◆ **Document extract**
The Peak Oil Myth, Energy Independence and a Free, Secure and Prosperous People Doing Our Own Thing

We have had some good news on the energy front lately. Housing as well. We'll focus on energy herein.

Oil prices have declined rapidly recently. Today I went by one gas station advertising regular gas at $2.99. That made me feel good. A few minutes later, I passed another station selling gas for $2.95 per gallon. That  made me feel even better.

Lower oil prices act as tax cuts for all Americans. Lower prices also improve business prospects for a wide variety of businesses as well, including Wal-Mart and other mass retailers. Restaurants and hotels, too.

They also reduce inbound and outbound transportation costs for every business. Thus, seeing more big trucks going down the highway provides a great signal to consumers and businesses alike. And if we decide to take a plane somewhere, it's nice to know that airlines will be paying less for fuel costs as well.

{Other good news out today is the continuing recovery in home sales and pricing. We have a very long way to go to get out of the housing ditch, of course, but apparently we're no longer headed in the wrong direction. See Pending home sales climb to two-year high in May.}

But let's stay with the overall topic of energy independence and what it will mean to North America and the rest of the world, including China.

The U.S. is at long last coming to grips with the reality that we will be able to achieve energy independence in the near future. While many of us mistakenly long believed that day would never come, now I'm totally convinced that it will happen, and relatively soon. And energy independence will provide tremendous benefits to future Americans in countless ways.

◆ **Instructions for the task**
Pick up the article on oil prices and energy independence after its last sentence and keep writing it. The material that comes next has no connection to the article on oil prices and energy independence.

◆ **Material shown**
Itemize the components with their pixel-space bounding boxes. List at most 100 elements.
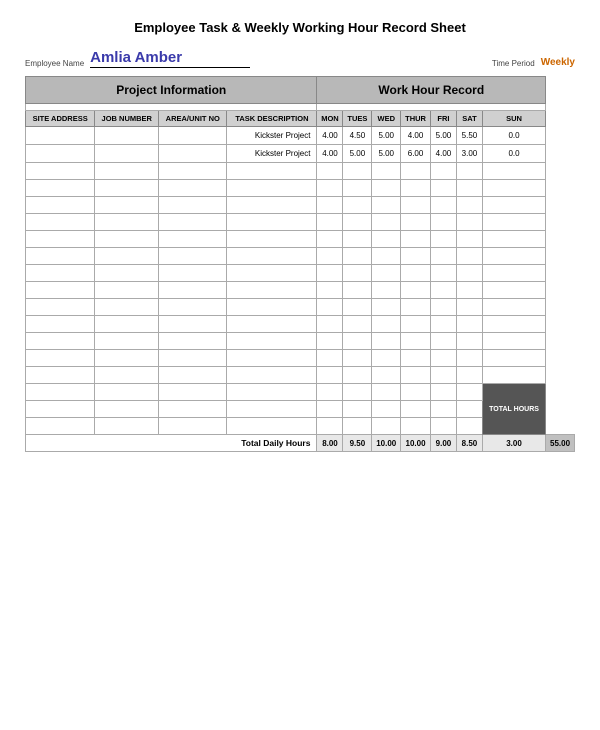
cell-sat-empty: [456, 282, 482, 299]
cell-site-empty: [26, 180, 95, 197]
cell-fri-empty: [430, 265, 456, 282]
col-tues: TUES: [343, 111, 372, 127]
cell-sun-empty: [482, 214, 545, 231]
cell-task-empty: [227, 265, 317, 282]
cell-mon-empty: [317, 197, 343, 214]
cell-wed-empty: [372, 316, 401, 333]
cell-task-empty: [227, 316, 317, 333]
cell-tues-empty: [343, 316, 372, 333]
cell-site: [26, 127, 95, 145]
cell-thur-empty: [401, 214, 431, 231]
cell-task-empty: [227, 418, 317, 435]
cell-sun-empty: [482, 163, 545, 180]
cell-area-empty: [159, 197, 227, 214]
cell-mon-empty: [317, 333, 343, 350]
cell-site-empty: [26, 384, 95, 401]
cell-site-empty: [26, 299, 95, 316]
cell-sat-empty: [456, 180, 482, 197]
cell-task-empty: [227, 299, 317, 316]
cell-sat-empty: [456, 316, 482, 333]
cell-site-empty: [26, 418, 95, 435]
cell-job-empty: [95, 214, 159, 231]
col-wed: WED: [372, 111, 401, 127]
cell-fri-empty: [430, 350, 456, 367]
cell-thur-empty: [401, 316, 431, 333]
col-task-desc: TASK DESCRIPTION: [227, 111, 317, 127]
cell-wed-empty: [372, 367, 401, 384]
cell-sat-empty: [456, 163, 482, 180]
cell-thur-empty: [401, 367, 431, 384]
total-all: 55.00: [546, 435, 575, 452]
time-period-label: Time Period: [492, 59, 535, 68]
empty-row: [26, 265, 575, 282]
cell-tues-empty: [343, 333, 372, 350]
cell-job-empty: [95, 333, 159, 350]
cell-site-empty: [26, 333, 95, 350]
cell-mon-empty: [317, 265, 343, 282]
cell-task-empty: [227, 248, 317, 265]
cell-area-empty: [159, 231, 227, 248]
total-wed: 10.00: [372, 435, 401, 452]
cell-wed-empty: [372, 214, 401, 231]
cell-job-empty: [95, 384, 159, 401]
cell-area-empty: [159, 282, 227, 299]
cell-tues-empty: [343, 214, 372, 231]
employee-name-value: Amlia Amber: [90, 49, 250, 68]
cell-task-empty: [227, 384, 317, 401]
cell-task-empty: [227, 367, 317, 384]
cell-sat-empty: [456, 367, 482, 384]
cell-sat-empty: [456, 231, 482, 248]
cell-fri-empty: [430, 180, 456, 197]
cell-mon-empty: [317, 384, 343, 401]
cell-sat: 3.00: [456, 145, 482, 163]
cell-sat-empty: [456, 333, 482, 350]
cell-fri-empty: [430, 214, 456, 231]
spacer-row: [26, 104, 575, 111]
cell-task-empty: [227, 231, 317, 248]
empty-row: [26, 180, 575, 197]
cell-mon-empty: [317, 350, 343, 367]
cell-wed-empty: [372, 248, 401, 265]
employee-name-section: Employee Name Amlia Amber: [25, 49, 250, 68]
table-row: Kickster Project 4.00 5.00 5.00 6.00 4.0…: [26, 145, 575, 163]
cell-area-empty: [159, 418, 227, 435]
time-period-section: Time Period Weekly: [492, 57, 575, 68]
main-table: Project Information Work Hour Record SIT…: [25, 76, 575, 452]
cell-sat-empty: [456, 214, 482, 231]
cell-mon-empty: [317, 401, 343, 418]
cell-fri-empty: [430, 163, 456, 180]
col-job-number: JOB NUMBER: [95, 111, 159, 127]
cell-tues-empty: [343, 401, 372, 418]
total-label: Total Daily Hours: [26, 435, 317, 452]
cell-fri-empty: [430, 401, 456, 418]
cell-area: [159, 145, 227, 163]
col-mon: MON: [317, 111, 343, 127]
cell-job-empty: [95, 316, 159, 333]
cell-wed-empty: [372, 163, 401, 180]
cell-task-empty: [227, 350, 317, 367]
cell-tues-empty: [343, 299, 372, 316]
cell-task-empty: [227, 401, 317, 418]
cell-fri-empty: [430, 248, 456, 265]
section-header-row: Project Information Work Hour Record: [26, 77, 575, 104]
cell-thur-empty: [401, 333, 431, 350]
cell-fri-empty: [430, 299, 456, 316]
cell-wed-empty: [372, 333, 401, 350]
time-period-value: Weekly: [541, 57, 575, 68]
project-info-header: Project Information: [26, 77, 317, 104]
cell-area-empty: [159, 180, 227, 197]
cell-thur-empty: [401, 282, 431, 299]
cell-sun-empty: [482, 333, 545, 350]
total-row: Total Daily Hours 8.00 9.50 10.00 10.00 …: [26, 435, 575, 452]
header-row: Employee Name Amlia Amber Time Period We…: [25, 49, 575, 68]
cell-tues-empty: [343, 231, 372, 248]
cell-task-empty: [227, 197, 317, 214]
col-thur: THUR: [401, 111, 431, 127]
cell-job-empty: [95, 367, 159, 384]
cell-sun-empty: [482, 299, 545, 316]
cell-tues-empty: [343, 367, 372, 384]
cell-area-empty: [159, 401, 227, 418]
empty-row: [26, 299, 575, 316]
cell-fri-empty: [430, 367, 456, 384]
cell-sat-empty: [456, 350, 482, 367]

...

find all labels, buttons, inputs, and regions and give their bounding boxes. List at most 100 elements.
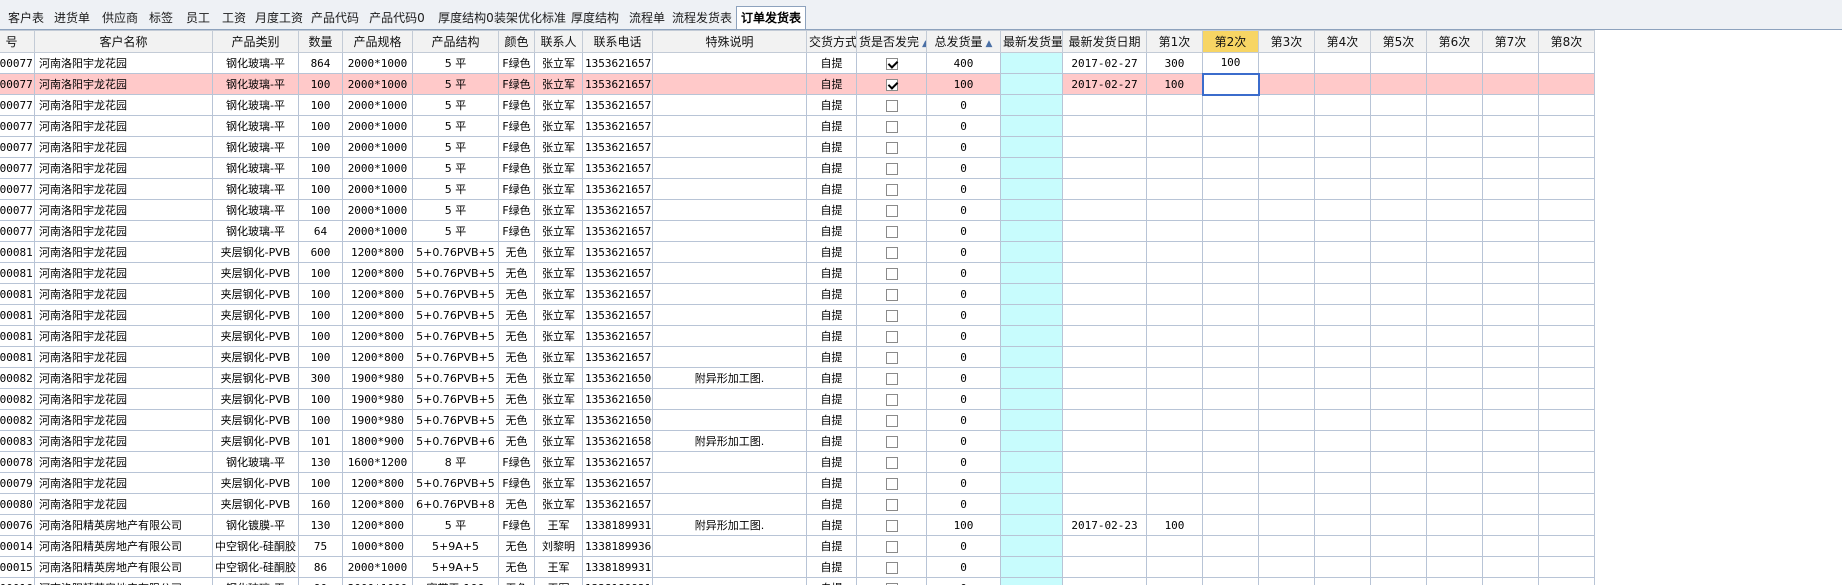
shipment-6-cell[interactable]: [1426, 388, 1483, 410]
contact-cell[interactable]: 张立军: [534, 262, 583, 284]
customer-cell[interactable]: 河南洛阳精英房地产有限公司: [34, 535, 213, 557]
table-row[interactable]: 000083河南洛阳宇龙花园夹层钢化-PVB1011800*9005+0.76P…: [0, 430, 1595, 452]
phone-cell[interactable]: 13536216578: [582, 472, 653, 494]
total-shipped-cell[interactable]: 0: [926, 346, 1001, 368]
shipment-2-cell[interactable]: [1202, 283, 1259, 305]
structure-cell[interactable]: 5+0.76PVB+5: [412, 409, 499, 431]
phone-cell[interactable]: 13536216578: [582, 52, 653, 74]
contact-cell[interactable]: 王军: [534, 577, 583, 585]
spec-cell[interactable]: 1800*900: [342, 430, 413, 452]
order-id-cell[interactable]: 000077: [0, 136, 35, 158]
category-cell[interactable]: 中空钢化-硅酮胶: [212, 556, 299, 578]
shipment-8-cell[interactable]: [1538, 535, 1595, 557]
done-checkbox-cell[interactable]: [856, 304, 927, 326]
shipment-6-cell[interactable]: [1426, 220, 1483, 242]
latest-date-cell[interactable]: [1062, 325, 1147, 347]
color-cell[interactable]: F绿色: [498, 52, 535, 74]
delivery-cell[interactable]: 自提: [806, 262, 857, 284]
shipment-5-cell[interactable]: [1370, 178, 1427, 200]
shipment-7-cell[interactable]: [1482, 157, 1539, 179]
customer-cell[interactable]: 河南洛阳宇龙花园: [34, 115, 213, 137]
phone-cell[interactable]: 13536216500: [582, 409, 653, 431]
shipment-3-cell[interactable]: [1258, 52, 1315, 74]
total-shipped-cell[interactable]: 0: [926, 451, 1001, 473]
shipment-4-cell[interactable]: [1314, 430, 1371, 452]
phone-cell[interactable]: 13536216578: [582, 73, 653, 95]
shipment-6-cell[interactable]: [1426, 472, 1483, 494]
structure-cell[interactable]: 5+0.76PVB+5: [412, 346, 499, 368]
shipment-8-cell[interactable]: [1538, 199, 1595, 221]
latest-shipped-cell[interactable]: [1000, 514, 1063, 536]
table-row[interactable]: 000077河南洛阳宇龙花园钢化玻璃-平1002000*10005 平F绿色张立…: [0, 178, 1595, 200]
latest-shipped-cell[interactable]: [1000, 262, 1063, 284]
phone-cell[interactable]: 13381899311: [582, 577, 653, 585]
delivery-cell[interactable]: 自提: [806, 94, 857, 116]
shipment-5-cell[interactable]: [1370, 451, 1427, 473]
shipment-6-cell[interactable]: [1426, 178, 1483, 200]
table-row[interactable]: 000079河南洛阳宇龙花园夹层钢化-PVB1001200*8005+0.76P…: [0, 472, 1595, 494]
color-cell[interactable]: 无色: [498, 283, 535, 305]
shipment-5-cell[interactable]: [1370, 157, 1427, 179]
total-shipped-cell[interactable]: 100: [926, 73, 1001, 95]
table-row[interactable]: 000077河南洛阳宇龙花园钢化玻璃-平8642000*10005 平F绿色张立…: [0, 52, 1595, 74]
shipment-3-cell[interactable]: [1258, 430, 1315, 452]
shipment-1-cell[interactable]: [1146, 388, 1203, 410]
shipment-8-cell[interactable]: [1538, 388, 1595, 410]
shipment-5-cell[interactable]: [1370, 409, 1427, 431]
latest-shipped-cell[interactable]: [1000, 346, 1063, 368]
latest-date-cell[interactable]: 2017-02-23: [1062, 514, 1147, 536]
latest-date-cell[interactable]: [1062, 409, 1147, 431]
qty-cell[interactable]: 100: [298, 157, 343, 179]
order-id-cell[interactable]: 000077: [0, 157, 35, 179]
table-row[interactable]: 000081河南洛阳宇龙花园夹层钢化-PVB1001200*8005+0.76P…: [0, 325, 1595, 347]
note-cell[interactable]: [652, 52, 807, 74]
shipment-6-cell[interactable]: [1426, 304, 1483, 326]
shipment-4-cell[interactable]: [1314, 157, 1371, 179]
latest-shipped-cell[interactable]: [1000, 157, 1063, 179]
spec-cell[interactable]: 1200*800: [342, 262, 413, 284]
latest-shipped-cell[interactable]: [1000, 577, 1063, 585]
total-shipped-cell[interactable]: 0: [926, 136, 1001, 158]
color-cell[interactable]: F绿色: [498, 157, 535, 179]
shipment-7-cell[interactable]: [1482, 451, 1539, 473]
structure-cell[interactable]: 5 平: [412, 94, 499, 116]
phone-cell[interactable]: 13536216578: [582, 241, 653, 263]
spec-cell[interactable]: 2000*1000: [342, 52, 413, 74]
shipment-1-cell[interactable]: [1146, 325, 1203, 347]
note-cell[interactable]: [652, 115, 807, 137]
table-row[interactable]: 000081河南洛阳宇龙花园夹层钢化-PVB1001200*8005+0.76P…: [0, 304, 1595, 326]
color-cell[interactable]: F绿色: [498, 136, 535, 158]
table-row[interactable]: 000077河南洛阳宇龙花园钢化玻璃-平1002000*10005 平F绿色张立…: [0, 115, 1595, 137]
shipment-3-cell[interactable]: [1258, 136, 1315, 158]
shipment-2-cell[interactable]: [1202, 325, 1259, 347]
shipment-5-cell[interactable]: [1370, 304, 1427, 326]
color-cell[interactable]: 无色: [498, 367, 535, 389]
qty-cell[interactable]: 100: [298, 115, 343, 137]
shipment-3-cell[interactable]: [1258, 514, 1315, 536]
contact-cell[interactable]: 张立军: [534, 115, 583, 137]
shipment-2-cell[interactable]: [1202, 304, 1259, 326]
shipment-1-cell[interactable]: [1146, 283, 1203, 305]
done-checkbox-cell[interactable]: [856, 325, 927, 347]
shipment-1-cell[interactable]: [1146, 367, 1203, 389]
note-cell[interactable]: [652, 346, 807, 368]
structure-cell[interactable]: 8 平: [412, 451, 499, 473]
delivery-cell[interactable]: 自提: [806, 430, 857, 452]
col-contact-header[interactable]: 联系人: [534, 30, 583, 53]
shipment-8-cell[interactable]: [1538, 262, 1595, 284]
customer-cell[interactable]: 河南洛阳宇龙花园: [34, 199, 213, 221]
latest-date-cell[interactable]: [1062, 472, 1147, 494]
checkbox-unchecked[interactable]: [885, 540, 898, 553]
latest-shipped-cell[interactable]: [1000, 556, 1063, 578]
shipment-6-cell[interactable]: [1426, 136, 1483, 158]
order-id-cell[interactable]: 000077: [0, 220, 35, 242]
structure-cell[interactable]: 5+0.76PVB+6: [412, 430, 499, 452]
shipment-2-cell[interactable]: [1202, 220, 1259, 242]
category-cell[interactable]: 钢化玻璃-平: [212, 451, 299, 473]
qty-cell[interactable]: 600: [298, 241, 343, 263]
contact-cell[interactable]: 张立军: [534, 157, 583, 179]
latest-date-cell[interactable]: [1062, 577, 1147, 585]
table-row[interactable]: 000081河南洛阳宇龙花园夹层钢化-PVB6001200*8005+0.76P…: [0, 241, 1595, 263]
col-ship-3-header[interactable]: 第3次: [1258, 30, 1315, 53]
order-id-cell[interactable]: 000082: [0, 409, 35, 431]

◆ **Final answer**
Has Peak Oil Peaked? makes the "America as slow learner" a great "feel good" story in the end:

"Remember the days when a threatened hurricane and news of Syria downing a Turkish jet would send oil prices spiking?

Peak oil, the Malthusian scenario whereby global oil-supply growth has reached its limit, appears to have, er, peaked. Oil prices aren't responding to the usual stimuli....

It isn't just that demand in the Western world is down, although it is, offsetting roughly half of the gain in emerging-markets demand since 2005. The more troublesome development for peak-oil proponents is on the supply side, where recent events such as the shale-based resumption of oil-output growth in the U.S. suggest terminal decline isn't the only option.

A new report from the Harvard Kennedy School's Belfer Center for Science and International Affairs suggests the world could be capable of producing 110.6 million barrels a day by 2020, up from 93 million barrels a day now. Moreover, the report concludes more than 80% of the new oil production looks profitable at a long-term oil price of just $70 a barrel. That isn't a return to cheap oil, but it would be less than what the world has been conditioned to expect in recent years. . . .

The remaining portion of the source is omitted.